## Recorded information
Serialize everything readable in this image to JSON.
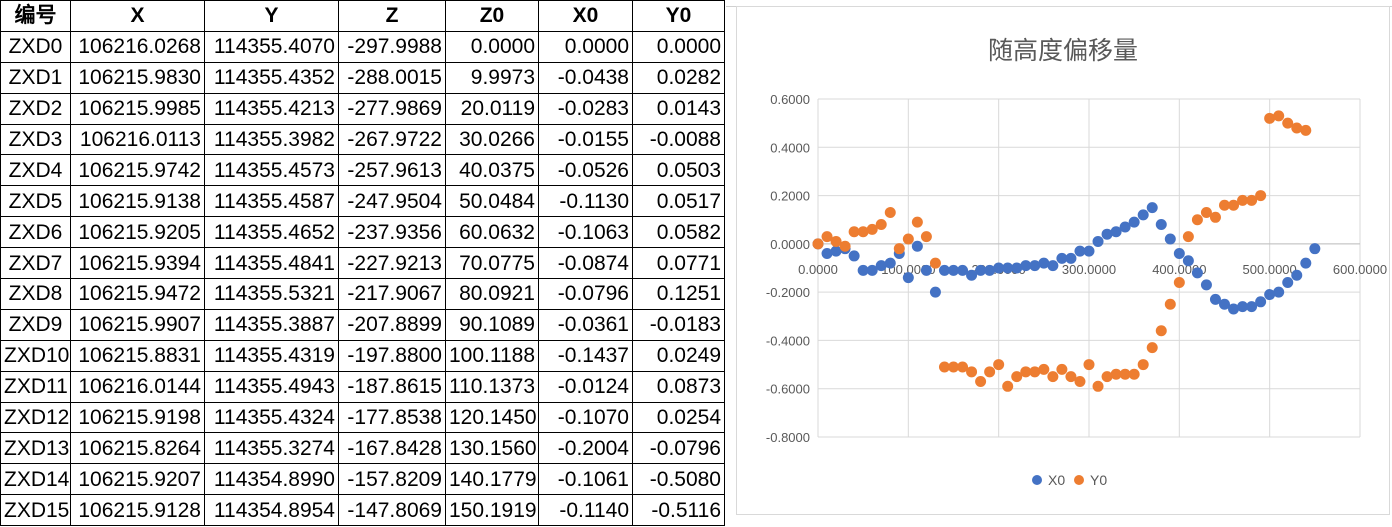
{
  "table": {
    "headers": [
      "编号",
      "X",
      "Y",
      "Z",
      "Z0",
      "X0",
      "Y0"
    ],
    "rows": [
      [
        "ZXD0",
        "106216.0268",
        "114355.4070",
        "-297.9988",
        "0.0000",
        "0.0000",
        "0.0000"
      ],
      [
        "ZXD1",
        "106215.9830",
        "114355.4352",
        "-288.0015",
        "9.9973",
        "-0.0438",
        "0.0282"
      ],
      [
        "ZXD2",
        "106215.9985",
        "114355.4213",
        "-277.9869",
        "20.0119",
        "-0.0283",
        "0.0143"
      ],
      [
        "ZXD3",
        "106216.0113",
        "114355.3982",
        "-267.9722",
        "30.0266",
        "-0.0155",
        "-0.0088"
      ],
      [
        "ZXD4",
        "106215.9742",
        "114355.4573",
        "-257.9613",
        "40.0375",
        "-0.0526",
        "0.0503"
      ],
      [
        "ZXD5",
        "106215.9138",
        "114355.4587",
        "-247.9504",
        "50.0484",
        "-0.1130",
        "0.0517"
      ],
      [
        "ZXD6",
        "106215.9205",
        "114355.4652",
        "-237.9356",
        "60.0632",
        "-0.1063",
        "0.0582"
      ],
      [
        "ZXD7",
        "106215.9394",
        "114355.4841",
        "-227.9213",
        "70.0775",
        "-0.0874",
        "0.0771"
      ],
      [
        "ZXD8",
        "106215.9472",
        "114355.5321",
        "-217.9067",
        "80.0921",
        "-0.0796",
        "0.1251"
      ],
      [
        "ZXD9",
        "106215.9907",
        "114355.3887",
        "-207.8899",
        "90.1089",
        "-0.0361",
        "-0.0183"
      ],
      [
        "ZXD10",
        "106215.8831",
        "114355.4319",
        "-197.8800",
        "100.1188",
        "-0.1437",
        "0.0249"
      ],
      [
        "ZXD11",
        "106216.0144",
        "114355.4943",
        "-187.8615",
        "110.1373",
        "-0.0124",
        "0.0873"
      ],
      [
        "ZXD12",
        "106215.9198",
        "114355.4324",
        "-177.8538",
        "120.1450",
        "-0.1070",
        "0.0254"
      ],
      [
        "ZXD13",
        "106215.8264",
        "114355.3274",
        "-167.8428",
        "130.1560",
        "-0.2004",
        "-0.0796"
      ],
      [
        "ZXD14",
        "106215.9207",
        "114354.8990",
        "-157.8209",
        "140.1779",
        "-0.1061",
        "-0.5080"
      ],
      [
        "ZXD15",
        "106215.9128",
        "114354.8954",
        "-147.8069",
        "150.1919",
        "-0.1140",
        "-0.5116"
      ]
    ]
  },
  "chart_data": {
    "type": "scatter",
    "title": "随高度偏移量",
    "xlabel": "",
    "ylabel": "",
    "xlim": [
      0,
      600
    ],
    "ylim": [
      -0.8,
      0.6
    ],
    "x_ticks": [
      "0.0000",
      "100.0000",
      "200.0000",
      "300.0000",
      "400.0000",
      "500.0000",
      "600.0000"
    ],
    "y_ticks": [
      "0.6000",
      "0.4000",
      "0.2000",
      "0.0000",
      "-0.2000",
      "-0.4000",
      "-0.6000",
      "-0.8000"
    ],
    "grid": true,
    "legend_position": "bottom",
    "series": [
      {
        "name": "X0",
        "color": "#4472C4",
        "points": [
          [
            0,
            0.0
          ],
          [
            10,
            -0.04
          ],
          [
            20,
            -0.03
          ],
          [
            30,
            -0.02
          ],
          [
            40,
            -0.05
          ],
          [
            50,
            -0.11
          ],
          [
            60,
            -0.11
          ],
          [
            70,
            -0.09
          ],
          [
            80,
            -0.08
          ],
          [
            90,
            -0.04
          ],
          [
            100,
            -0.14
          ],
          [
            110,
            -0.01
          ],
          [
            120,
            -0.11
          ],
          [
            130,
            -0.2
          ],
          [
            140,
            -0.11
          ],
          [
            150,
            -0.11
          ],
          [
            160,
            -0.11
          ],
          [
            170,
            -0.13
          ],
          [
            180,
            -0.11
          ],
          [
            190,
            -0.11
          ],
          [
            200,
            -0.1
          ],
          [
            210,
            -0.1
          ],
          [
            220,
            -0.1
          ],
          [
            230,
            -0.09
          ],
          [
            240,
            -0.09
          ],
          [
            250,
            -0.08
          ],
          [
            260,
            -0.09
          ],
          [
            270,
            -0.06
          ],
          [
            280,
            -0.06
          ],
          [
            290,
            -0.03
          ],
          [
            300,
            -0.03
          ],
          [
            310,
            0.01
          ],
          [
            320,
            0.04
          ],
          [
            330,
            0.05
          ],
          [
            340,
            0.07
          ],
          [
            350,
            0.09
          ],
          [
            360,
            0.12
          ],
          [
            370,
            0.15
          ],
          [
            380,
            0.08
          ],
          [
            390,
            0.02
          ],
          [
            400,
            -0.04
          ],
          [
            410,
            -0.07
          ],
          [
            420,
            -0.12
          ],
          [
            430,
            -0.17
          ],
          [
            440,
            -0.23
          ],
          [
            450,
            -0.25
          ],
          [
            460,
            -0.27
          ],
          [
            470,
            -0.26
          ],
          [
            480,
            -0.26
          ],
          [
            490,
            -0.24
          ],
          [
            500,
            -0.21
          ],
          [
            510,
            -0.2
          ],
          [
            520,
            -0.16
          ],
          [
            530,
            -0.13
          ],
          [
            540,
            -0.08
          ],
          [
            550,
            -0.02
          ]
        ]
      },
      {
        "name": "Y0",
        "color": "#ED7D31",
        "points": [
          [
            0,
            0.0
          ],
          [
            10,
            0.03
          ],
          [
            20,
            0.01
          ],
          [
            30,
            -0.01
          ],
          [
            40,
            0.05
          ],
          [
            50,
            0.05
          ],
          [
            60,
            0.06
          ],
          [
            70,
            0.08
          ],
          [
            80,
            0.13
          ],
          [
            90,
            -0.02
          ],
          [
            100,
            0.02
          ],
          [
            110,
            0.09
          ],
          [
            120,
            0.03
          ],
          [
            130,
            -0.08
          ],
          [
            140,
            -0.51
          ],
          [
            150,
            -0.51
          ],
          [
            160,
            -0.51
          ],
          [
            170,
            -0.53
          ],
          [
            180,
            -0.57
          ],
          [
            190,
            -0.53
          ],
          [
            200,
            -0.5
          ],
          [
            210,
            -0.59
          ],
          [
            220,
            -0.55
          ],
          [
            230,
            -0.53
          ],
          [
            240,
            -0.53
          ],
          [
            250,
            -0.52
          ],
          [
            260,
            -0.55
          ],
          [
            270,
            -0.52
          ],
          [
            280,
            -0.55
          ],
          [
            290,
            -0.57
          ],
          [
            300,
            -0.5
          ],
          [
            310,
            -0.59
          ],
          [
            320,
            -0.55
          ],
          [
            330,
            -0.54
          ],
          [
            340,
            -0.54
          ],
          [
            350,
            -0.54
          ],
          [
            360,
            -0.5
          ],
          [
            370,
            -0.43
          ],
          [
            380,
            -0.36
          ],
          [
            390,
            -0.25
          ],
          [
            400,
            -0.16
          ],
          [
            410,
            0.03
          ],
          [
            420,
            0.1
          ],
          [
            430,
            0.13
          ],
          [
            440,
            0.11
          ],
          [
            450,
            0.16
          ],
          [
            460,
            0.16
          ],
          [
            470,
            0.18
          ],
          [
            480,
            0.18
          ],
          [
            490,
            0.2
          ],
          [
            500,
            0.52
          ],
          [
            510,
            0.53
          ],
          [
            520,
            0.5
          ],
          [
            530,
            0.48
          ],
          [
            540,
            0.47
          ]
        ]
      }
    ]
  }
}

## Task statement
Make an exact copy of the records shown above, without the pictures.

## Solution for this task
Serialize everything readable in this image to JSON.
{
  "table": {
    "headers": [
      "编号",
      "X",
      "Y",
      "Z",
      "Z0",
      "X0",
      "Y0"
    ],
    "rows": [
      [
        "ZXD0",
        "106216.0268",
        "114355.4070",
        "-297.9988",
        "0.0000",
        "0.0000",
        "0.0000"
      ],
      [
        "ZXD1",
        "106215.9830",
        "114355.4352",
        "-288.0015",
        "9.9973",
        "-0.0438",
        "0.0282"
      ],
      [
        "ZXD2",
        "106215.9985",
        "114355.4213",
        "-277.9869",
        "20.0119",
        "-0.0283",
        "0.0143"
      ],
      [
        "ZXD3",
        "106216.0113",
        "114355.3982",
        "-267.9722",
        "30.0266",
        "-0.0155",
        "-0.0088"
      ],
      [
        "ZXD4",
        "106215.9742",
        "114355.4573",
        "-257.9613",
        "40.0375",
        "-0.0526",
        "0.0503"
      ],
      [
        "ZXD5",
        "106215.9138",
        "114355.4587",
        "-247.9504",
        "50.0484",
        "-0.1130",
        "0.0517"
      ],
      [
        "ZXD6",
        "106215.9205",
        "114355.4652",
        "-237.9356",
        "60.0632",
        "-0.1063",
        "0.0582"
      ],
      [
        "ZXD7",
        "106215.9394",
        "114355.4841",
        "-227.9213",
        "70.0775",
        "-0.0874",
        "0.0771"
      ],
      [
        "ZXD8",
        "106215.9472",
        "114355.5321",
        "-217.9067",
        "80.0921",
        "-0.0796",
        "0.1251"
      ],
      [
        "ZXD9",
        "106215.9907",
        "114355.3887",
        "-207.8899",
        "90.1089",
        "-0.0361",
        "-0.0183"
      ],
      [
        "ZXD10",
        "106215.8831",
        "114355.4319",
        "-197.8800",
        "100.1188",
        "-0.1437",
        "0.0249"
      ],
      [
        "ZXD11",
        "106216.0144",
        "114355.4943",
        "-187.8615",
        "110.1373",
        "-0.0124",
        "0.0873"
      ],
      [
        "ZXD12",
        "106215.9198",
        "114355.4324",
        "-177.8538",
        "120.1450",
        "-0.1070",
        "0.0254"
      ],
      [
        "ZXD13",
        "106215.8264",
        "114355.3274",
        "-167.8428",
        "130.1560",
        "-0.2004",
        "-0.0796"
      ],
      [
        "ZXD14",
        "106215.9207",
        "114354.8990",
        "-157.8209",
        "140.1779",
        "-0.1061",
        "-0.5080"
      ],
      [
        "ZXD15",
        "106215.9128",
        "114354.8954",
        "-147.8069",
        "150.1919",
        "-0.1140",
        "-0.5116"
      ]
    ]
  },
  "chart_data": {
    "type": "scatter",
    "title": "随高度偏移量",
    "xlabel": "",
    "ylabel": "",
    "xlim": [
      0,
      600
    ],
    "ylim": [
      -0.8,
      0.6
    ],
    "x_ticks": [
      "0.0000",
      "100.0000",
      "200.0000",
      "300.0000",
      "400.0000",
      "500.0000",
      "600.0000"
    ],
    "y_ticks": [
      "0.6000",
      "0.4000",
      "0.2000",
      "0.0000",
      "-0.2000",
      "-0.4000",
      "-0.6000",
      "-0.8000"
    ],
    "grid": true,
    "legend_position": "bottom",
    "series": [
      {
        "name": "X0",
        "color": "#4472C4",
        "points": [
          [
            0,
            0.0
          ],
          [
            10,
            -0.04
          ],
          [
            20,
            -0.03
          ],
          [
            30,
            -0.02
          ],
          [
            40,
            -0.05
          ],
          [
            50,
            -0.11
          ],
          [
            60,
            -0.11
          ],
          [
            70,
            -0.09
          ],
          [
            80,
            -0.08
          ],
          [
            90,
            -0.04
          ],
          [
            100,
            -0.14
          ],
          [
            110,
            -0.01
          ],
          [
            120,
            -0.11
          ],
          [
            130,
            -0.2
          ],
          [
            140,
            -0.11
          ],
          [
            150,
            -0.11
          ],
          [
            160,
            -0.11
          ],
          [
            170,
            -0.13
          ],
          [
            180,
            -0.11
          ],
          [
            190,
            -0.11
          ],
          [
            200,
            -0.1
          ],
          [
            210,
            -0.1
          ],
          [
            220,
            -0.1
          ],
          [
            230,
            -0.09
          ],
          [
            240,
            -0.09
          ],
          [
            250,
            -0.08
          ],
          [
            260,
            -0.09
          ],
          [
            270,
            -0.06
          ],
          [
            280,
            -0.06
          ],
          [
            290,
            -0.03
          ],
          [
            300,
            -0.03
          ],
          [
            310,
            0.01
          ],
          [
            320,
            0.04
          ],
          [
            330,
            0.05
          ],
          [
            340,
            0.07
          ],
          [
            350,
            0.09
          ],
          [
            360,
            0.12
          ],
          [
            370,
            0.15
          ],
          [
            380,
            0.08
          ],
          [
            390,
            0.02
          ],
          [
            400,
            -0.04
          ],
          [
            410,
            -0.07
          ],
          [
            420,
            -0.12
          ],
          [
            430,
            -0.17
          ],
          [
            440,
            -0.23
          ],
          [
            450,
            -0.25
          ],
          [
            460,
            -0.27
          ],
          [
            470,
            -0.26
          ],
          [
            480,
            -0.26
          ],
          [
            490,
            -0.24
          ],
          [
            500,
            -0.21
          ],
          [
            510,
            -0.2
          ],
          [
            520,
            -0.16
          ],
          [
            530,
            -0.13
          ],
          [
            540,
            -0.08
          ],
          [
            550,
            -0.02
          ]
        ]
      },
      {
        "name": "Y0",
        "color": "#ED7D31",
        "points": [
          [
            0,
            0.0
          ],
          [
            10,
            0.03
          ],
          [
            20,
            0.01
          ],
          [
            30,
            -0.01
          ],
          [
            40,
            0.05
          ],
          [
            50,
            0.05
          ],
          [
            60,
            0.06
          ],
          [
            70,
            0.08
          ],
          [
            80,
            0.13
          ],
          [
            90,
            -0.02
          ],
          [
            100,
            0.02
          ],
          [
            110,
            0.09
          ],
          [
            120,
            0.03
          ],
          [
            130,
            -0.08
          ],
          [
            140,
            -0.51
          ],
          [
            150,
            -0.51
          ],
          [
            160,
            -0.51
          ],
          [
            170,
            -0.53
          ],
          [
            180,
            -0.57
          ],
          [
            190,
            -0.53
          ],
          [
            200,
            -0.5
          ],
          [
            210,
            -0.59
          ],
          [
            220,
            -0.55
          ],
          [
            230,
            -0.53
          ],
          [
            240,
            -0.53
          ],
          [
            250,
            -0.52
          ],
          [
            260,
            -0.55
          ],
          [
            270,
            -0.52
          ],
          [
            280,
            -0.55
          ],
          [
            290,
            -0.57
          ],
          [
            300,
            -0.5
          ],
          [
            310,
            -0.59
          ],
          [
            320,
            -0.55
          ],
          [
            330,
            -0.54
          ],
          [
            340,
            -0.54
          ],
          [
            350,
            -0.54
          ],
          [
            360,
            -0.5
          ],
          [
            370,
            -0.43
          ],
          [
            380,
            -0.36
          ],
          [
            390,
            -0.25
          ],
          [
            400,
            -0.16
          ],
          [
            410,
            0.03
          ],
          [
            420,
            0.1
          ],
          [
            430,
            0.13
          ],
          [
            440,
            0.11
          ],
          [
            450,
            0.16
          ],
          [
            460,
            0.16
          ],
          [
            470,
            0.18
          ],
          [
            480,
            0.18
          ],
          [
            490,
            0.2
          ],
          [
            500,
            0.52
          ],
          [
            510,
            0.53
          ],
          [
            520,
            0.5
          ],
          [
            530,
            0.48
          ],
          [
            540,
            0.47
          ]
        ]
      }
    ]
  }
}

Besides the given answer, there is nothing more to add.